» **Input rows**:
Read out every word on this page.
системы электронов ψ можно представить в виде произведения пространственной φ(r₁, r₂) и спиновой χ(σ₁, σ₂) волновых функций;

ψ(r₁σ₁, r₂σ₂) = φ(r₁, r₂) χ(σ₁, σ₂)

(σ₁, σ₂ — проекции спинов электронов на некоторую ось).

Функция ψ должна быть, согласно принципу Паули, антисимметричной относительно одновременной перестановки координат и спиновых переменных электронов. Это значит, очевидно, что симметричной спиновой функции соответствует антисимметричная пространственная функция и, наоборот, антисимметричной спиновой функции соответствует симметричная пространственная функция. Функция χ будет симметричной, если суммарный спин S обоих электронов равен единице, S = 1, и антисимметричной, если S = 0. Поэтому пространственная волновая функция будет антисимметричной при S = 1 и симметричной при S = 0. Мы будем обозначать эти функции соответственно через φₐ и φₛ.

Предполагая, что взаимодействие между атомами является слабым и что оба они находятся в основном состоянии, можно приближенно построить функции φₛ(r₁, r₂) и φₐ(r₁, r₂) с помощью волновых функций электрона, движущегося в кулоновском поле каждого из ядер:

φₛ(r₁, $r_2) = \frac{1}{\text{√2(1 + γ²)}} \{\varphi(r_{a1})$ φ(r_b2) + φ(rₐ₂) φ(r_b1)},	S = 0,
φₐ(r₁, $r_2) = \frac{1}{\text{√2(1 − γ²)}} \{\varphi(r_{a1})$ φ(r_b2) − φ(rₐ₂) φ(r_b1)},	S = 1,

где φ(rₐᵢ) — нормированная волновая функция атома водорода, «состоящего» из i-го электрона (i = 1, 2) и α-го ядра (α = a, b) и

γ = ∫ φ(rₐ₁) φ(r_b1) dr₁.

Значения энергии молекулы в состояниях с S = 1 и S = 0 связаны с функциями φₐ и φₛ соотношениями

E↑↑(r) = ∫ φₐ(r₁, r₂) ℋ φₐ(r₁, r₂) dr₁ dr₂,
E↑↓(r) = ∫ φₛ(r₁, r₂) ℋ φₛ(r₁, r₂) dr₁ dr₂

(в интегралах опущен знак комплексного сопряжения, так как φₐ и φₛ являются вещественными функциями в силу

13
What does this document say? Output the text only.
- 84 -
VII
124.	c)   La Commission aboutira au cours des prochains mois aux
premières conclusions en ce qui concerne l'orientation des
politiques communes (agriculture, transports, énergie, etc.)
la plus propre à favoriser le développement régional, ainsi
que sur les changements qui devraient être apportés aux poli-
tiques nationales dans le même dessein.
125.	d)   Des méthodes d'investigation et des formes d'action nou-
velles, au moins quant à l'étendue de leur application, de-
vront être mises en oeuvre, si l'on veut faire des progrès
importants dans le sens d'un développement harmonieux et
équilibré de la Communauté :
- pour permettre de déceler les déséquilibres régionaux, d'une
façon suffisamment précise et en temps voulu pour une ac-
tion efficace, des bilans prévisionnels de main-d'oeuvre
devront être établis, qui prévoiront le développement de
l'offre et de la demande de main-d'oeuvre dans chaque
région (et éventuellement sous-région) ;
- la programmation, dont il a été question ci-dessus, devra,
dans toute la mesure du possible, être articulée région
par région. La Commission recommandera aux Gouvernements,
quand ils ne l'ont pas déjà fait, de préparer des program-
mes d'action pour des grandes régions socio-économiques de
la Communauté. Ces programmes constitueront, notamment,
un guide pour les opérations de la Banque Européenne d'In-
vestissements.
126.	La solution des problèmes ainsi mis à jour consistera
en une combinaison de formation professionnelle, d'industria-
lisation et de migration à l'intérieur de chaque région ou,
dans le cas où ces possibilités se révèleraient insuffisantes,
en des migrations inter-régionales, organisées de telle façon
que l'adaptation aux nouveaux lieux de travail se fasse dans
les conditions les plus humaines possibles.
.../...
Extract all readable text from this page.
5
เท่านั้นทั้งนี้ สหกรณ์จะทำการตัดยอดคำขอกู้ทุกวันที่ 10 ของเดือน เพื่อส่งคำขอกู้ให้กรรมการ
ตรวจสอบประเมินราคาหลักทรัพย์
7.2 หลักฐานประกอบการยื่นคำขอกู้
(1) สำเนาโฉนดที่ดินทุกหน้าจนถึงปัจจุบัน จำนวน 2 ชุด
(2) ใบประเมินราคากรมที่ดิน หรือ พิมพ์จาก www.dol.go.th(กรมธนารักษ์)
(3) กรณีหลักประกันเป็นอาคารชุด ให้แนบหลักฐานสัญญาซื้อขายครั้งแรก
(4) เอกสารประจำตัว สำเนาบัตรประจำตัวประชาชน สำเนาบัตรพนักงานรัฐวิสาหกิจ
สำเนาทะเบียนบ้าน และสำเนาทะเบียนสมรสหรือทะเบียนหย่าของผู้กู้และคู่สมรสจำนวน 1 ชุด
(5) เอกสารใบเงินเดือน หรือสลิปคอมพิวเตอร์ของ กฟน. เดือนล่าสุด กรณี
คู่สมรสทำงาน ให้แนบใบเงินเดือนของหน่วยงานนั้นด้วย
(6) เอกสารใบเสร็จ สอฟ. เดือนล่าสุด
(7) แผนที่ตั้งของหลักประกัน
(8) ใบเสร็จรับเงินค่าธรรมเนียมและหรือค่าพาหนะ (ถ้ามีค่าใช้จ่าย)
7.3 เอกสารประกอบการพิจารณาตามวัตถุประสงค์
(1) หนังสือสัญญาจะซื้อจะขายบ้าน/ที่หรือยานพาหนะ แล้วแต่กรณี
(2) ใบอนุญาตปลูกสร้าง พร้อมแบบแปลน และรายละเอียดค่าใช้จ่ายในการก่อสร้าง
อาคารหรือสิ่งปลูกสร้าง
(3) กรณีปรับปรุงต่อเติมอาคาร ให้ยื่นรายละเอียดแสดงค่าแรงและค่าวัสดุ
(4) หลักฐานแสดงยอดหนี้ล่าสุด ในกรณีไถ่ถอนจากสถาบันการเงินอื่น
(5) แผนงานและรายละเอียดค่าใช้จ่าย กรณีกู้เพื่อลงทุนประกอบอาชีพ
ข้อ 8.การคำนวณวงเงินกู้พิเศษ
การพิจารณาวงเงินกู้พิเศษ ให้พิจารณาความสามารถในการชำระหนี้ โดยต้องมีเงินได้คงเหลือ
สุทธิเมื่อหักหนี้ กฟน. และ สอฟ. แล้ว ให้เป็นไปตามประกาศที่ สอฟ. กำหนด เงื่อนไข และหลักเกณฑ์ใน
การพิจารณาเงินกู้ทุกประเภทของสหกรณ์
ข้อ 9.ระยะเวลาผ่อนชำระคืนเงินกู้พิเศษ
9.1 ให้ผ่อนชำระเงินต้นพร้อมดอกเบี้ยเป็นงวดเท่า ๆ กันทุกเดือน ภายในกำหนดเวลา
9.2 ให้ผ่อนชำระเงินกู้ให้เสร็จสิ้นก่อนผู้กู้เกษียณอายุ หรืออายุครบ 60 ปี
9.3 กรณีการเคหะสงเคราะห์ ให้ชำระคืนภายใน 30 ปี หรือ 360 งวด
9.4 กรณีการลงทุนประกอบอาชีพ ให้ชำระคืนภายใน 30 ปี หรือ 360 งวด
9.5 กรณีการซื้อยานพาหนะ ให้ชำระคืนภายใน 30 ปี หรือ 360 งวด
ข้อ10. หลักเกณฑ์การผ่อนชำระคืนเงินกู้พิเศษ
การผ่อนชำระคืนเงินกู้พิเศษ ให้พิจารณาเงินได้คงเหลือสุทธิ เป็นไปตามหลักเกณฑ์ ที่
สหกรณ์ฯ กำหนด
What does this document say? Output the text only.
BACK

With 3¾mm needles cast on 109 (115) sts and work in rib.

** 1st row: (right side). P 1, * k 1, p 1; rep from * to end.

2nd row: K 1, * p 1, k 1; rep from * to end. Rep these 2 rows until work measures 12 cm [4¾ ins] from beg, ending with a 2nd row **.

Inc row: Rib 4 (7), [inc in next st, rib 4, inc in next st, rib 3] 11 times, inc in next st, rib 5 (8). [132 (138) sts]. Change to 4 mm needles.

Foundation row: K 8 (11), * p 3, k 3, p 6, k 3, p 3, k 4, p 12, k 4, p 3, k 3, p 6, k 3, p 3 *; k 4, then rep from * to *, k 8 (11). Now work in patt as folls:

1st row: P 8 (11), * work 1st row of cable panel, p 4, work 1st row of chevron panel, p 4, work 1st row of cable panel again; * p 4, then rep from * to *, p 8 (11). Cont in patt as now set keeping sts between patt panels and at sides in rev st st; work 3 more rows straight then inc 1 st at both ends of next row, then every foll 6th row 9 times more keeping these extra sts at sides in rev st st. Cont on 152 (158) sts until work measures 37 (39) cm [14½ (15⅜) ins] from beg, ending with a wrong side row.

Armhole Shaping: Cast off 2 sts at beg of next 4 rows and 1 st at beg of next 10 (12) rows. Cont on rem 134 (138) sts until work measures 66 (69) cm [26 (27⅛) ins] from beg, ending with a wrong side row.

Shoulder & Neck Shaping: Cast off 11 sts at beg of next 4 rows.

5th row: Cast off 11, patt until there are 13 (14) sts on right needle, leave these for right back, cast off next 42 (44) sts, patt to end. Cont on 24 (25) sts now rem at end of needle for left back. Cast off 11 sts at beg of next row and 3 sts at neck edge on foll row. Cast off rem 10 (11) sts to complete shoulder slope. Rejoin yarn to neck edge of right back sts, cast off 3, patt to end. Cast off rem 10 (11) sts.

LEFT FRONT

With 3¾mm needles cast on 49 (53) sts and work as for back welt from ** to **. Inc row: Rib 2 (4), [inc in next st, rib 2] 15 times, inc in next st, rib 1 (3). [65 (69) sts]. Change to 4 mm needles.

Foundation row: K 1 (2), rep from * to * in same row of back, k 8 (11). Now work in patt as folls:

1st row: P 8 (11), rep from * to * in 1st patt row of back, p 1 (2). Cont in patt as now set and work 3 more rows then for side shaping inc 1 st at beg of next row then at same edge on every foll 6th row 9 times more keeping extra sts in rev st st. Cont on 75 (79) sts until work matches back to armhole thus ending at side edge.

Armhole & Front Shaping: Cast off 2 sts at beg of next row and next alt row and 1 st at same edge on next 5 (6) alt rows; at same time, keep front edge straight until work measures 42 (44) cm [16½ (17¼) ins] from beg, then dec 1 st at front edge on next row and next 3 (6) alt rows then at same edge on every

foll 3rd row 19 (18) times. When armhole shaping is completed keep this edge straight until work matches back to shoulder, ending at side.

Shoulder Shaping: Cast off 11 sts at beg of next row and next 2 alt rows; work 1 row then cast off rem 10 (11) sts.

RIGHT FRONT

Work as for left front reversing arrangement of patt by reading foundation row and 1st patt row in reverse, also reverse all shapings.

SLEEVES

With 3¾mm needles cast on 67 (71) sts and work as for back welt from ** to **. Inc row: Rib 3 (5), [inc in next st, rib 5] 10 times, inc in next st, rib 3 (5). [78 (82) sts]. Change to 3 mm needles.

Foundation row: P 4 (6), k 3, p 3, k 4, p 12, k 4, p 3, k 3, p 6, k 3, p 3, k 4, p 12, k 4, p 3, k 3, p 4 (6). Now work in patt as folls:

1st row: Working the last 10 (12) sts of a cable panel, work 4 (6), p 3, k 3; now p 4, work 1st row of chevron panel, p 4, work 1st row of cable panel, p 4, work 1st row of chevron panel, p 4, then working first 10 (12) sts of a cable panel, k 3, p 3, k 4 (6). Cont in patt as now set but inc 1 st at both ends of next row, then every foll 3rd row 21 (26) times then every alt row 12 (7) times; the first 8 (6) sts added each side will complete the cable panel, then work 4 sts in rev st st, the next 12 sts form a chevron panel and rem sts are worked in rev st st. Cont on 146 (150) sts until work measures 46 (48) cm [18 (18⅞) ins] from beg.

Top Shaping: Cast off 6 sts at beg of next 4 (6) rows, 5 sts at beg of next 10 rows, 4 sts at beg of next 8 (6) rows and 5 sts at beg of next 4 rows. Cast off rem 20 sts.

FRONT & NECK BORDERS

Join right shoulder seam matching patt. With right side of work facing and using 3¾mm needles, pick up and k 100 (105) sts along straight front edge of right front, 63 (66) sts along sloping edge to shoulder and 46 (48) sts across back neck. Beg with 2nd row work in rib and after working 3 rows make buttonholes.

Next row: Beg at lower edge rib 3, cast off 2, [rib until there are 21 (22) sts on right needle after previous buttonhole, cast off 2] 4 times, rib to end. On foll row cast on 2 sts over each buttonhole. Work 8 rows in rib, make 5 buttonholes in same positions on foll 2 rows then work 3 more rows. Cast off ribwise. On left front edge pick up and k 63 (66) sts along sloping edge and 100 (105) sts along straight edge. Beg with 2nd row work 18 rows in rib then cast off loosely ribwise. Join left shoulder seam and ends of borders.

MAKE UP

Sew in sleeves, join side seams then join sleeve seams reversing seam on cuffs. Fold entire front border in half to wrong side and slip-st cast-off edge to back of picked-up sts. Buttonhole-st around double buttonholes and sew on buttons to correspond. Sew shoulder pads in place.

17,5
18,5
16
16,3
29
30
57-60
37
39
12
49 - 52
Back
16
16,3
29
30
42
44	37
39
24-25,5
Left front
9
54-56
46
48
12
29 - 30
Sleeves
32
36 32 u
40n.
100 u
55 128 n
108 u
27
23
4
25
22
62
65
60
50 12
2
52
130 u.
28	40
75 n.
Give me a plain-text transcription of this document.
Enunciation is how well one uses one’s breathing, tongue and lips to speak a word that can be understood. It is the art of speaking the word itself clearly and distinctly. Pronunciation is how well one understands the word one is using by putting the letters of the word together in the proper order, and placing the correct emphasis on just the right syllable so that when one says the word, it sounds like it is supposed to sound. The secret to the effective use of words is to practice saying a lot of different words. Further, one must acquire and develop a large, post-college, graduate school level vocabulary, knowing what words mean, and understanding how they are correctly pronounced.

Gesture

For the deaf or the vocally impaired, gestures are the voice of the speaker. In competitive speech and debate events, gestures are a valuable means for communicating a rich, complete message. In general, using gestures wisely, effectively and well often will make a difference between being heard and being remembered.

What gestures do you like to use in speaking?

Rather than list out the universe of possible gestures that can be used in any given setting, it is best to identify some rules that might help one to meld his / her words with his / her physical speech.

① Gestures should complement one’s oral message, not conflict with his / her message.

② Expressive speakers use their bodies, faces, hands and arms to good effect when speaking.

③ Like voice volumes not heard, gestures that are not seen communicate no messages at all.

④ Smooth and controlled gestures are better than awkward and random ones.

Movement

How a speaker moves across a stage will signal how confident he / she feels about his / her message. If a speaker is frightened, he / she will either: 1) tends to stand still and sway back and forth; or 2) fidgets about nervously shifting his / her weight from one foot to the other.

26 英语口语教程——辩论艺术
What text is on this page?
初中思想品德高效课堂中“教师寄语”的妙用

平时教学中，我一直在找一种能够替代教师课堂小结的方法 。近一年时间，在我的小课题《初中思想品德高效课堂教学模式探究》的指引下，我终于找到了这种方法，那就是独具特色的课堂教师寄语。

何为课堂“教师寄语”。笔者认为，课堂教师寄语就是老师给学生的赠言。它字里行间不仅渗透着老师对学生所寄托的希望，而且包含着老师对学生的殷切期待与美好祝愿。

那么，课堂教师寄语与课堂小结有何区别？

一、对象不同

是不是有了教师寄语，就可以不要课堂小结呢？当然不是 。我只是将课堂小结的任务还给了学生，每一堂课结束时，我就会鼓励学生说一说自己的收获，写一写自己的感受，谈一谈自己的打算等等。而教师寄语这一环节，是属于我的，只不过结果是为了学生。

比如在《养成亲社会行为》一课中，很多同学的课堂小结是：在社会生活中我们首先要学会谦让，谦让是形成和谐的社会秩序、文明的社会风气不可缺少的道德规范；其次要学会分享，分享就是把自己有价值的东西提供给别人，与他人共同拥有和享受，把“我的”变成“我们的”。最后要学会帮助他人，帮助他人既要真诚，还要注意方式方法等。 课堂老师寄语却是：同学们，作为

» **Written request**: Write the lines out verbatim, from the one with "What text is on this page?" through the last line of the entries, and stop there.

» **Answer below**:
What text is on this page?
初中思想品德高效课堂中“教师寄语”的妙用

平时教学中，我一直在找一种能够替代教师课堂小结的方法 。近一年时间，在我的小课题《初中思想品德高效课堂教学模式探究》的指引下，我终于找到了这种方法，那就是独具特色的课堂教师寄语。

何为课堂“教师寄语”。笔者认为，课堂教师寄语就是老师给学生的赠言。它字里行间不仅渗透着老师对学生所寄托的希望，而且包含着老师对学生的殷切期待与美好祝愿。

那么，课堂教师寄语与课堂小结有何区别？

一、对象不同

是不是有了教师寄语，就可以不要课堂小结呢？当然不是 。我只是将课堂小结的任务还给了学生，每一堂课结束时，我就会鼓励学生说一说自己的收获，写一写自己的感受，谈一谈自己的打算等等。而教师寄语这一环节，是属于我的，只不过结果是为了学生。

比如在《养成亲社会行为》一课中，很多同学的课堂小结是：在社会生活中我们首先要学会谦让，谦让是形成和谐的社会秩序、文明的社会风气不可缺少的道德规范；其次要学会分享，分享就是把自己有价值的东西提供给别人，与他人共同拥有和享受，把“我的”变成“我们的”。最后要学会帮助他人，帮助他人既要真诚，还要注意方式方法等。 课堂老师寄语却是：同学们，作为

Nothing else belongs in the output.